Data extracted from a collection
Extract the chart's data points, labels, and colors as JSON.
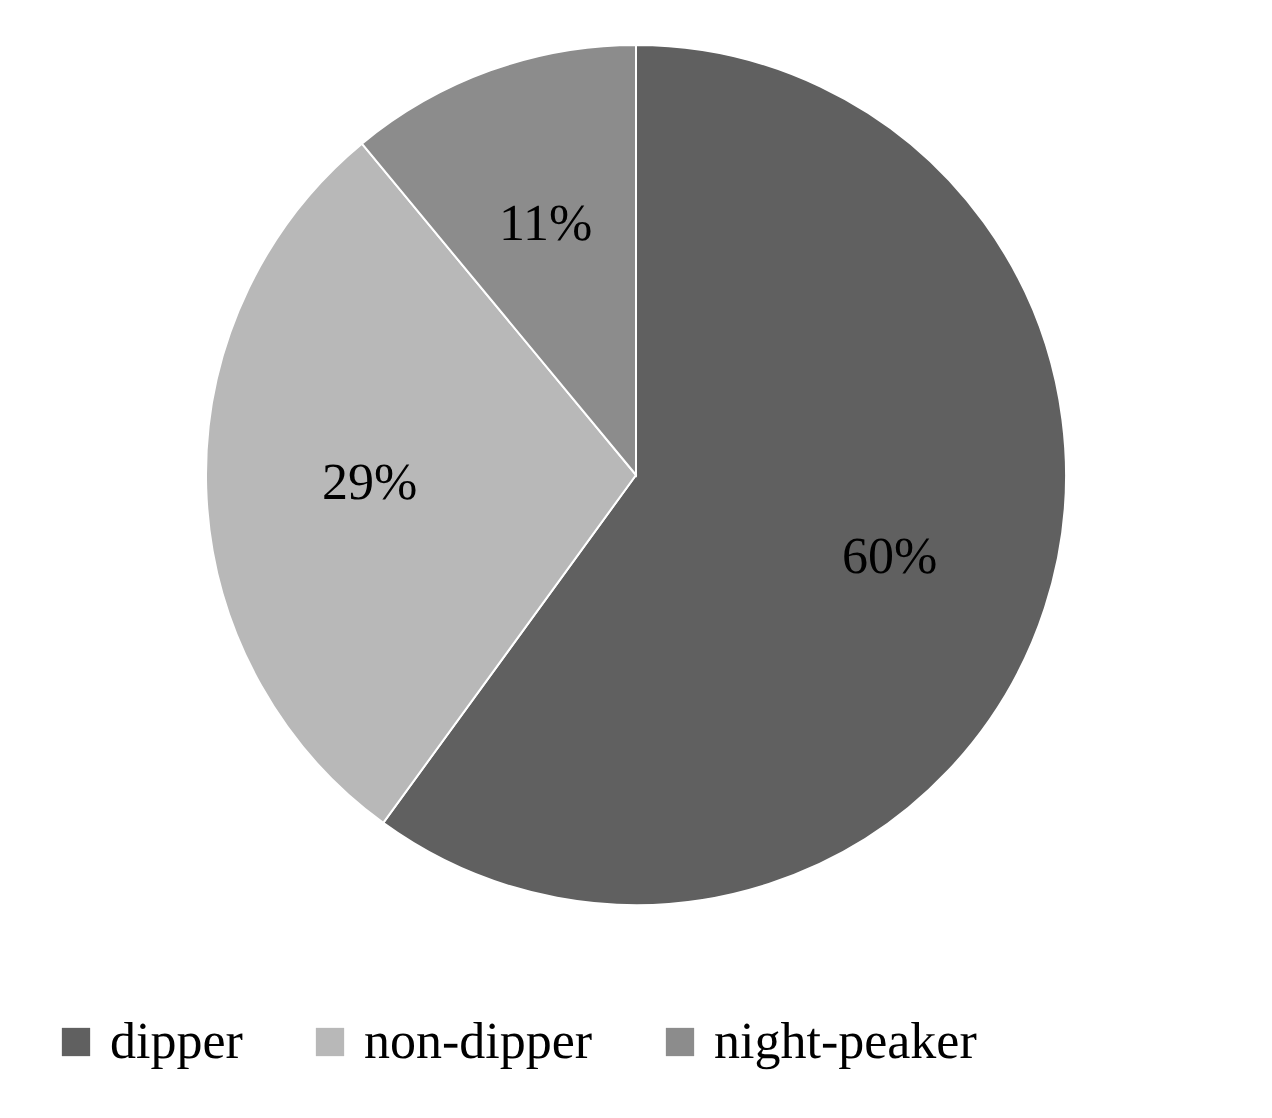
{
  "chart_data": {
    "type": "pie",
    "categories": [
      "dipper",
      "non-dipper",
      "night-peaker"
    ],
    "values": [
      60,
      29,
      11
    ],
    "colors": [
      "#606060",
      "#b8b8b8",
      "#8c8c8c"
    ],
    "value_labels": [
      "60%",
      "29%",
      "11%"
    ],
    "legend": "bottom"
  }
}
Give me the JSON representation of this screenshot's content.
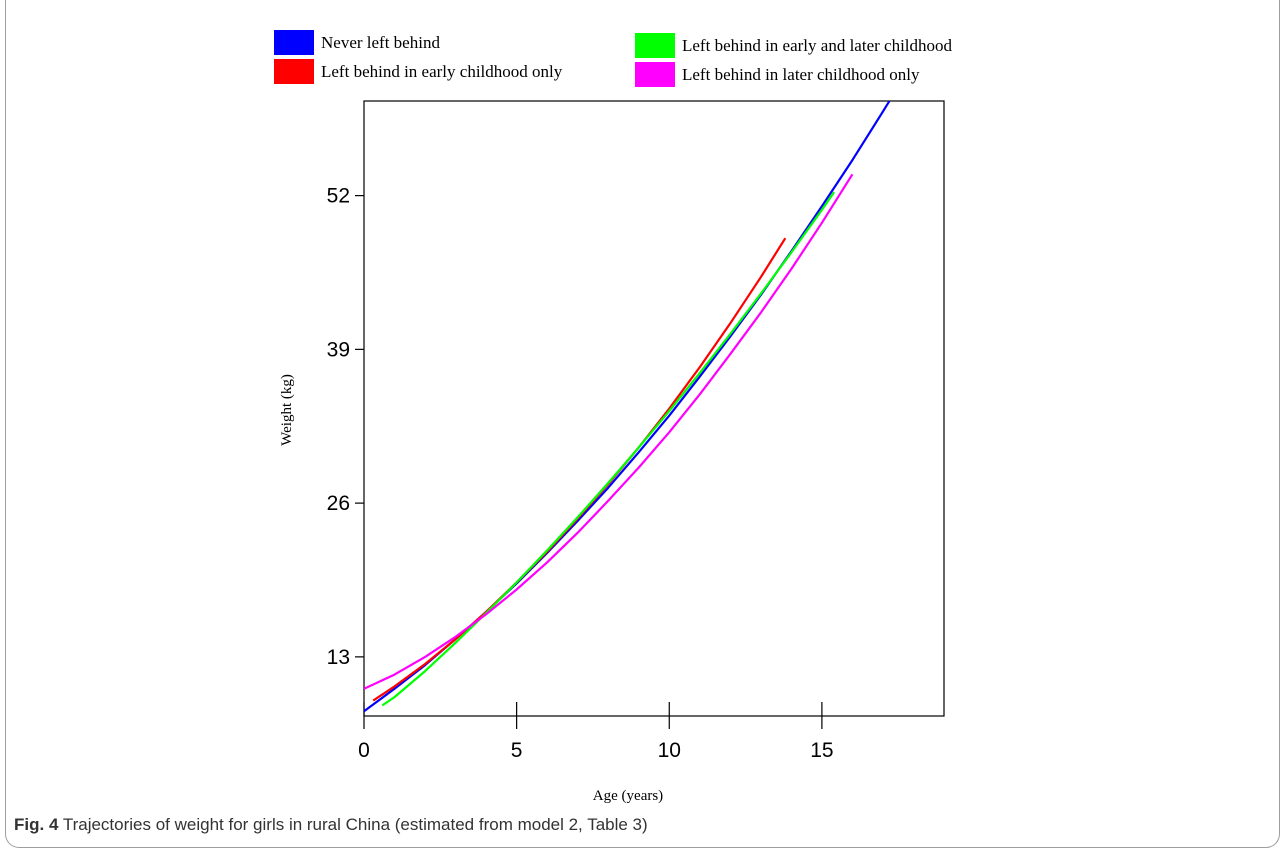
{
  "figure": {
    "label": "Fig. 4",
    "caption": "Trajectories of weight for girls in rural China (estimated from model 2, Table 3)"
  },
  "chart_data": {
    "type": "line",
    "xlabel": "Age (years)",
    "ylabel": "Weight (kg)",
    "xlim": [
      0,
      19
    ],
    "ylim": [
      8,
      60
    ],
    "xticks": [
      0,
      5,
      10,
      15
    ],
    "yticks": [
      13,
      26,
      39,
      52
    ],
    "legend_position": "top",
    "series": [
      {
        "name": "Never left behind",
        "color": "#0000ff",
        "x": [
          0,
          1,
          2,
          3,
          4,
          5,
          6,
          7,
          8,
          9,
          10,
          11,
          12,
          13,
          14,
          15,
          16,
          17,
          18
        ],
        "y": [
          8.4,
          10.3,
          12.3,
          14.5,
          16.8,
          19.2,
          21.8,
          24.5,
          27.3,
          30.3,
          33.4,
          36.7,
          40.1,
          43.6,
          47.3,
          51.1,
          55.0,
          59.1,
          63.3
        ]
      },
      {
        "name": "Left behind in early childhood only",
        "color": "#ff0000",
        "x": [
          0.3,
          1,
          2,
          3,
          4,
          5,
          6,
          7,
          8,
          9,
          10,
          11,
          12,
          13,
          13.8
        ],
        "y": [
          9.3,
          10.5,
          12.4,
          14.5,
          16.8,
          19.3,
          21.9,
          24.7,
          27.6,
          30.7,
          34.0,
          37.5,
          41.2,
          45.1,
          48.4
        ]
      },
      {
        "name": "Left behind in early and later childhood",
        "color": "#00ff00",
        "x": [
          0.6,
          1,
          2,
          3,
          4,
          5,
          6,
          7,
          8,
          9,
          10,
          11,
          12,
          13,
          14,
          15,
          15.4
        ],
        "y": [
          8.9,
          9.6,
          11.8,
          14.2,
          16.7,
          19.3,
          22.0,
          24.8,
          27.7,
          30.7,
          33.8,
          37.0,
          40.3,
          43.7,
          47.2,
          50.8,
          52.3
        ]
      },
      {
        "name": "Left behind in later childhood only",
        "color": "#ff00ff",
        "x": [
          0,
          1,
          2,
          3,
          4,
          5,
          6,
          7,
          8,
          9,
          10,
          11,
          12,
          13,
          14,
          15,
          16
        ],
        "y": [
          10.3,
          11.5,
          13.0,
          14.7,
          16.6,
          18.7,
          21.0,
          23.5,
          26.2,
          29.0,
          32.0,
          35.2,
          38.6,
          42.1,
          45.8,
          49.7,
          53.8
        ]
      }
    ]
  }
}
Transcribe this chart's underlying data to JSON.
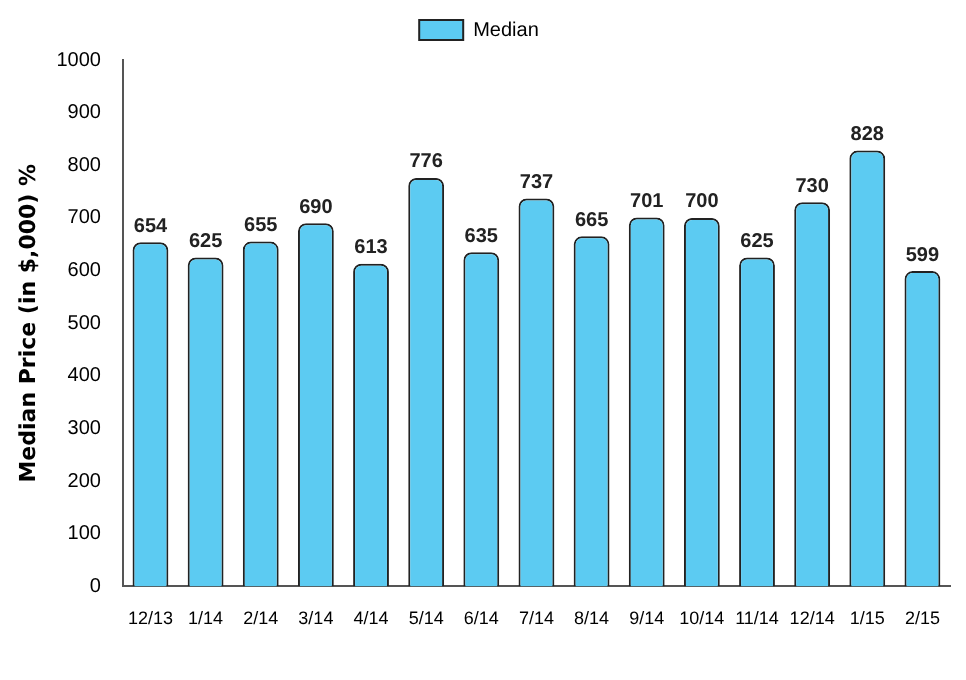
{
  "chart_data": {
    "type": "bar",
    "ylabel": "Median Price (in $,000) %",
    "categories": [
      "12/13",
      "1/14",
      "2/14",
      "3/14",
      "4/14",
      "5/14",
      "6/14",
      "7/14",
      "8/14",
      "9/14",
      "10/14",
      "11/14",
      "12/14",
      "1/15",
      "2/15"
    ],
    "series": [
      {
        "name": "Median",
        "color": "#5ccbf2",
        "values": [
          654,
          625,
          655,
          690,
          613,
          776,
          635,
          737,
          665,
          701,
          700,
          625,
          730,
          828,
          599
        ]
      }
    ],
    "ylim": [
      0,
      1000
    ],
    "yticks": [
      0,
      100,
      200,
      300,
      400,
      500,
      600,
      700,
      800,
      900,
      1000
    ],
    "grid": false,
    "legend": "top",
    "data_labels": true
  }
}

### Given instruction
Output all of the records exactly as they appear above, but not the pictures.

### Final result
Extract the chart's data points, labels, and colors as JSON.
{
  "chart_data": {
    "type": "pie",
    "categories": [
      "dipper",
      "non-dipper",
      "night-peaker"
    ],
    "values": [
      60,
      29,
      11
    ],
    "colors": [
      "#606060",
      "#b8b8b8",
      "#8c8c8c"
    ],
    "value_labels": [
      "60%",
      "29%",
      "11%"
    ],
    "legend": "bottom"
  }
}
Give me the JSON representation of this screenshot's content.
{
  "figure": {
    "label": "Fig. 4",
    "caption": "Trajectories of weight for girls in rural China (estimated from model 2, Table 3)"
  },
  "chart_data": {
    "type": "line",
    "xlabel": "Age (years)",
    "ylabel": "Weight (kg)",
    "xlim": [
      0,
      19
    ],
    "ylim": [
      8,
      60
    ],
    "xticks": [
      0,
      5,
      10,
      15
    ],
    "yticks": [
      13,
      26,
      39,
      52
    ],
    "legend_position": "top",
    "series": [
      {
        "name": "Never left behind",
        "color": "#0000ff",
        "x": [
          0,
          1,
          2,
          3,
          4,
          5,
          6,
          7,
          8,
          9,
          10,
          11,
          12,
          13,
          14,
          15,
          16,
          17,
          18
        ],
        "y": [
          8.4,
          10.3,
          12.3,
          14.5,
          16.8,
          19.2,
          21.8,
          24.5,
          27.3,
          30.3,
          33.4,
          36.7,
          40.1,
          43.6,
          47.3,
          51.1,
          55.0,
          59.1,
          63.3
        ]
      },
      {
        "name": "Left behind in early childhood only",
        "color": "#ff0000",
        "x": [
          0.3,
          1,
          2,
          3,
          4,
          5,
          6,
          7,
          8,
          9,
          10,
          11,
          12,
          13,
          13.8
        ],
        "y": [
          9.3,
          10.5,
          12.4,
          14.5,
          16.8,
          19.3,
          21.9,
          24.7,
          27.6,
          30.7,
          34.0,
          37.5,
          41.2,
          45.1,
          48.4
        ]
      },
      {
        "name": "Left behind in early and later childhood",
        "color": "#00ff00",
        "x": [
          0.6,
          1,
          2,
          3,
          4,
          5,
          6,
          7,
          8,
          9,
          10,
          11,
          12,
          13,
          14,
          15,
          15.4
        ],
        "y": [
          8.9,
          9.6,
          11.8,
          14.2,
          16.7,
          19.3,
          22.0,
          24.8,
          27.7,
          30.7,
          33.8,
          37.0,
          40.3,
          43.7,
          47.2,
          50.8,
          52.3
        ]
      },
      {
        "name": "Left behind in later childhood only",
        "color": "#ff00ff",
        "x": [
          0,
          1,
          2,
          3,
          4,
          5,
          6,
          7,
          8,
          9,
          10,
          11,
          12,
          13,
          14,
          15,
          16
        ],
        "y": [
          10.3,
          11.5,
          13.0,
          14.7,
          16.6,
          18.7,
          21.0,
          23.5,
          26.2,
          29.0,
          32.0,
          35.2,
          38.6,
          42.1,
          45.8,
          49.7,
          53.8
        ]
      }
    ]
  }
}
Transcribe this chart's underlying data to JSON.
{
  "chart_data": {
    "type": "bar",
    "ylabel": "Median Price (in $,000) %",
    "categories": [
      "12/13",
      "1/14",
      "2/14",
      "3/14",
      "4/14",
      "5/14",
      "6/14",
      "7/14",
      "8/14",
      "9/14",
      "10/14",
      "11/14",
      "12/14",
      "1/15",
      "2/15"
    ],
    "series": [
      {
        "name": "Median",
        "color": "#5ccbf2",
        "values": [
          654,
          625,
          655,
          690,
          613,
          776,
          635,
          737,
          665,
          701,
          700,
          625,
          730,
          828,
          599
        ]
      }
    ],
    "ylim": [
      0,
      1000
    ],
    "yticks": [
      0,
      100,
      200,
      300,
      400,
      500,
      600,
      700,
      800,
      900,
      1000
    ],
    "grid": false,
    "legend": "top",
    "data_labels": true
  }
}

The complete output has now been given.